• Your objective: Keep the wording of each record exactly the same when you repeat it, and leave out pictures.
## begin Material provided
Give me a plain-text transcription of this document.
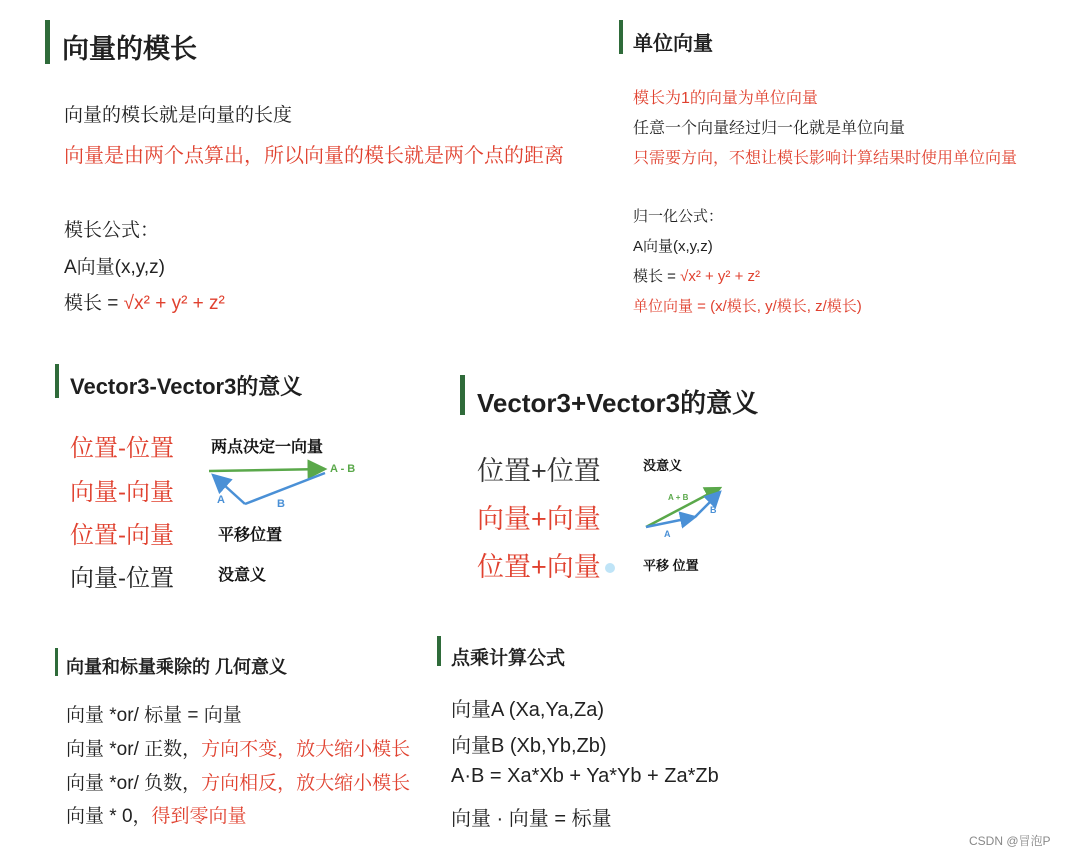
向量的模长
向量的模长就是向量的长度
向量是由两个点算出，所以向量的模长就是两个点的距离
模长公式：
A向量(x,y,z)
模长 = √x² + y² + z²
单位向量
模长为1的向量为单位向量
任意一个向量经过归一化就是单位向量
只需要方向，不想让模长影响计算结果时使用单位向量
归一化公式：
A向量(x,y,z)
模长 = √x² + y² + z²
单位向量 = (x/模长, y/模长, z/模长)
Vector3-Vector3的意义
位置-位置 两点决定一向量
向量-向量
位置-向量	平移位置
向量-位置	没意义
A	B
A - B
Vector3+Vector3的意义
位置+位置	没意义
向量+向量
位置+向量	平移 位置
A + B
A
B
向量和标量乘除的 几何意义
向量 *or/ 标量 = 向量
向量 *or/ 正数，方向不变，放大缩小模长
向量 *or/ 负数，方向相反，放大缩小模长
向量 * 0，得到零向量
点乘计算公式
向量A (Xa,Ya,Za)
向量B (Xb,Yb,Zb)
A·B = Xa*Xb + Ya*Yb + Za*Zb
向量 · 向量 = 标量
CSDN @冒泡P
## end Material provided
• Answer to this task:
Give me a plain-text transcription of this document.
向量的模长
向量的模长就是向量的长度
向量是由两个点算出，所以向量的模长就是两个点的距离
模长公式：
A向量(x,y,z)
模长 = √x² + y² + z²
单位向量
模长为1的向量为单位向量
任意一个向量经过归一化就是单位向量
只需要方向，不想让模长影响计算结果时使用单位向量
归一化公式：
A向量(x,y,z)
模长 = √x² + y² + z²
单位向量 = (x/模长, y/模长, z/模长)
Vector3-Vector3的意义
位置-位置 两点决定一向量
向量-向量
位置-向量	平移位置
向量-位置	没意义
A	B
A - B
Vector3+Vector3的意义
位置+位置	没意义
向量+向量
位置+向量	平移 位置
A + B
A
B
向量和标量乘除的 几何意义
向量 *or/ 标量 = 向量
向量 *or/ 正数，方向不变，放大缩小模长
向量 *or/ 负数，方向相反，放大缩小模长
向量 * 0，得到零向量
点乘计算公式
向量A (Xa,Ya,Za)
向量B (Xb,Yb,Zb)
A·B = Xa*Xb + Ya*Yb + Za*Zb
向量 · 向量 = 标量
CSDN @冒泡P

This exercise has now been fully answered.